*** SOURCE TEXT Section Begins ***

So the most likely causes would be running new SQL Queries on the database for each item (lookups?).

  1. make sure to set RaiseListChangedEvents = false; before loading items.
  2. Use SqlProfiler to see if additional queries are run during load. 
  3. Use Visual Studio Profiler (or any .NET Profiler) to see which code is using most time. 

Test:

using System;
using Microsoft.VisualStudio.TestTools.UnitTesting;
 
namespace Csla.Test
{
    [TestClass]
    public class ReadOnlyListTest
    {
        [TestMethod]
        public void Load10Rows()
        {
            int count = 20;
            var list = ItemList.GetList(count);
            Assert.IsTrue(list.Count == count);
        }
 
        [TestMethod]
        public void Load2000Rows()
        {
            int count = 2000;
            var list = ItemList.GetList(count);
            Assert.IsTrue(list.Count == count);
        }
 
        [TestMethod]
        public void Load8000Rows()
        {
            int count = 8000;
            var list = ItemList.GetList(count);
            Assert.IsTrue(list.Count == count);
        }
 
        [TestMethod]
        public void Load20000Rows()

*** SOURCE TEXT Section Ends ***

◆ TASKS TO CARRY OUT:
• a. In the troubleshooting post on slow list loading, what should be set to false before items are loaded?
• b. Finish the code in the troubleshooting post on slow list loading, picking up right after its final line.

*** RECORDS SHOWN Section Begins ***

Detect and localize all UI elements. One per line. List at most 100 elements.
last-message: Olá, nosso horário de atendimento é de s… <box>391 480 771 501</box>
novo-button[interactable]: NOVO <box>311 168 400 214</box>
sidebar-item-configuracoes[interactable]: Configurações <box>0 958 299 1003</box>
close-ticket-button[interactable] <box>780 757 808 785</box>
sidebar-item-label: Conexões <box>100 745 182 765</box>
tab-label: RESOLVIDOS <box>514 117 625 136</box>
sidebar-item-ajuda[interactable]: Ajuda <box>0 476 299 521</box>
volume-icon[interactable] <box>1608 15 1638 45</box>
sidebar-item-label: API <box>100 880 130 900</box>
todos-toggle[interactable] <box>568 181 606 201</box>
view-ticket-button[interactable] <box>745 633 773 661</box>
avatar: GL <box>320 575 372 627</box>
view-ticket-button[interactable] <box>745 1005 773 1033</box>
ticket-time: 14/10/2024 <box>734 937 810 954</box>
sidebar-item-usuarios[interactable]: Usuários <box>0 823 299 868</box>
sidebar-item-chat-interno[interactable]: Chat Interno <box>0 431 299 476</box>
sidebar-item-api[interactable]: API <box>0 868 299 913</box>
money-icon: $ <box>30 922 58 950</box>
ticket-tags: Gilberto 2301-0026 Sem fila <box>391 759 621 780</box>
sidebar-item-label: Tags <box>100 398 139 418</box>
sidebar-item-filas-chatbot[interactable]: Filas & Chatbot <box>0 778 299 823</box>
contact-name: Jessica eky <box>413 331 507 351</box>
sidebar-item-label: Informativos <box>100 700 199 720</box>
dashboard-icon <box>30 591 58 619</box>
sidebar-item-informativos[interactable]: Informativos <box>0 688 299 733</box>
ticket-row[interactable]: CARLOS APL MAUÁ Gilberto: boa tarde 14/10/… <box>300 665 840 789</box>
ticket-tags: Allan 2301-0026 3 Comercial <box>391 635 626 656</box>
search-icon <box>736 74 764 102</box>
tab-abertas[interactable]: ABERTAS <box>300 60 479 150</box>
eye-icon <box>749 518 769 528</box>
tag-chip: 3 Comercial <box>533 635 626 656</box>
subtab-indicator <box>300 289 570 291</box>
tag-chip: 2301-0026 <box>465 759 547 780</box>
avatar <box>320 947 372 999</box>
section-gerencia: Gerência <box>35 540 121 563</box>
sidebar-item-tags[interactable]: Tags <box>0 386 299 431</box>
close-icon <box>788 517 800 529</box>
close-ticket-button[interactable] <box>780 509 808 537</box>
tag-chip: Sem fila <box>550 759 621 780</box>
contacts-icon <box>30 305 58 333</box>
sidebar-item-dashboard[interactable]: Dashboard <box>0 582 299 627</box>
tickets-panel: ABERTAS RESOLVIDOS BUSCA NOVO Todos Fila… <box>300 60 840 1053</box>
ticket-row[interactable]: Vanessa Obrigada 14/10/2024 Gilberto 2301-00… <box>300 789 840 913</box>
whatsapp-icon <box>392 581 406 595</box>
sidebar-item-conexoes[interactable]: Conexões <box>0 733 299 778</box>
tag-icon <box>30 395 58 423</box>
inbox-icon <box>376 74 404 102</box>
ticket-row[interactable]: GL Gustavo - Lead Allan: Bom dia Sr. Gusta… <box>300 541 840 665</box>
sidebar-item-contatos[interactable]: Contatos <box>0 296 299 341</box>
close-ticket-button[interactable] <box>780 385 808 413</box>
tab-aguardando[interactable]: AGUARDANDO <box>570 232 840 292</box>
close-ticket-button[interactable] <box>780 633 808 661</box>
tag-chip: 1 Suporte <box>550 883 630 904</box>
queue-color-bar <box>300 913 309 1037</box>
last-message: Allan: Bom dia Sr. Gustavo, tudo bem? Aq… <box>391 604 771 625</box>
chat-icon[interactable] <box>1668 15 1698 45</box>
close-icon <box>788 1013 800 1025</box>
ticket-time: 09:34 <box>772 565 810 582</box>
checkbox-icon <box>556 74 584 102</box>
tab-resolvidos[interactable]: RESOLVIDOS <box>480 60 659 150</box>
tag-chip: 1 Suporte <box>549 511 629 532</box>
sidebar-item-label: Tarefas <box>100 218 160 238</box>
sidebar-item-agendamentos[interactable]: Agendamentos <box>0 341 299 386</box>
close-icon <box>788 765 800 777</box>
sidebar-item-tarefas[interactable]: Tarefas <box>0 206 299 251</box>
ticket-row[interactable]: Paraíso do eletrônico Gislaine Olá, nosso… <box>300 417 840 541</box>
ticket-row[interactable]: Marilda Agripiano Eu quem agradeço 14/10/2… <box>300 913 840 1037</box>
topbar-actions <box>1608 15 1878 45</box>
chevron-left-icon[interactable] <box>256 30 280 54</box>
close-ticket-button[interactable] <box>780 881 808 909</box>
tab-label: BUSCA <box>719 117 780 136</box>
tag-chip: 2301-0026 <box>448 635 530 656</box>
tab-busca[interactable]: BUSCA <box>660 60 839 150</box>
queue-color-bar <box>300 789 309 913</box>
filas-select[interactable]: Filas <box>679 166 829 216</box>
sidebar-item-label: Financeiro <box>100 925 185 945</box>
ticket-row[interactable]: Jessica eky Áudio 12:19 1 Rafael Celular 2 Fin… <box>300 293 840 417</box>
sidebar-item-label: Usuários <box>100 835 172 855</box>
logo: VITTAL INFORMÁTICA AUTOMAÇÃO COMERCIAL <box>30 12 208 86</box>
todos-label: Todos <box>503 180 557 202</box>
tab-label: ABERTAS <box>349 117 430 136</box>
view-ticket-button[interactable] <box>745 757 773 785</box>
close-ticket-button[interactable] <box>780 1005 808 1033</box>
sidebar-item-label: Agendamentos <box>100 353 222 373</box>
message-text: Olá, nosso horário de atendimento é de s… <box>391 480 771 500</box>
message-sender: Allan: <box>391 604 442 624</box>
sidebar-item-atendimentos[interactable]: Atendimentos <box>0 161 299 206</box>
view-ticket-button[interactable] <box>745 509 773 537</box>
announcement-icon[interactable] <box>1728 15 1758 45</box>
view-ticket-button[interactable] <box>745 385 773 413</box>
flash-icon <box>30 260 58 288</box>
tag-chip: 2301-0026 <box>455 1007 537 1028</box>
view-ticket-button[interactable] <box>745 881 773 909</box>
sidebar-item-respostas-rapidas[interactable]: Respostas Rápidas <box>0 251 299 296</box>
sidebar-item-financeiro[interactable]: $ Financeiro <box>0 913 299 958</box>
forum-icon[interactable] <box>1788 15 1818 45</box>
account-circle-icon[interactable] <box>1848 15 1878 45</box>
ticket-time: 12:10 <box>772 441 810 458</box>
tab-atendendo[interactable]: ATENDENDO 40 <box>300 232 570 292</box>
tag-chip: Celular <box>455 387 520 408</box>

*** RECORDS SHOWN Section Ends ***

◆ RESULTS OF THE TASKS:
• a. RaiseListChangedEvents

• b.
        {
            int count = 20000;
            var list = ItemList.GetList(count);
            Assert.IsTrue(list.Count == count);
        }
    }
 
    [Serializable]
    public class Item : ReadOnlyBase<Item>
    {
        public static readonly PropertyInfo<int> Name1Property = RegisterProperty<int>(c => c.Name1);
        public int Name1
        {
            get { return GetProperty(Name1Property); }
            internal set { LoadProperty(Name1Property, value); }
        }
 
        public static readonly PropertyInfo<int> Name2Property = RegisterProperty<int>(c => c.Name2);
        public int Name2
        {
            get { return GetProperty(Name2Property); }
            internal set { LoadProperty(Name2Property, value); }
        }
 
        public static readonly PropertyInfo<int> Name3Property = RegisterProperty<int>(c => c.Name3);
        public int Name3
        {
            get { return GetProperty(Name3Property); }
            internal set { LoadProperty(Name3Property, value); }
        }
 
        public static readonly PropertyInfo<int> Name4Property = RegisterProperty<int>(c => c.Name4);
        public int Name4
        {
            get { return GetProperty(Name4Property); }
            internal set { LoadProperty(Name4Property, value); }
        }
 
        public static readonly PropertyInfo<int> Name5Property = RegisterProperty<int>(c => c.Name5);
        public int Name5
        {
            get { return GetProperty(Name5Property); }
            internal set { LoadProperty(Name5Property, value); }
        }
 
        private void Child_Fetch(int i)
        {
            Name1 = i;
            Name2 = i;
            Name3 = i;
            Name4 = i;
            Name5 = i;
            
        }
    }
 
    [Serializable]
    public class ItemList : ReadOnlyListBase<ItemListItem>
    {
        public static ItemList GetList(int count)
        {
            return DataPortal.Fetch<ItemList>(count);
        }
 
        protected override void DataPortal_Fetch(object criteria)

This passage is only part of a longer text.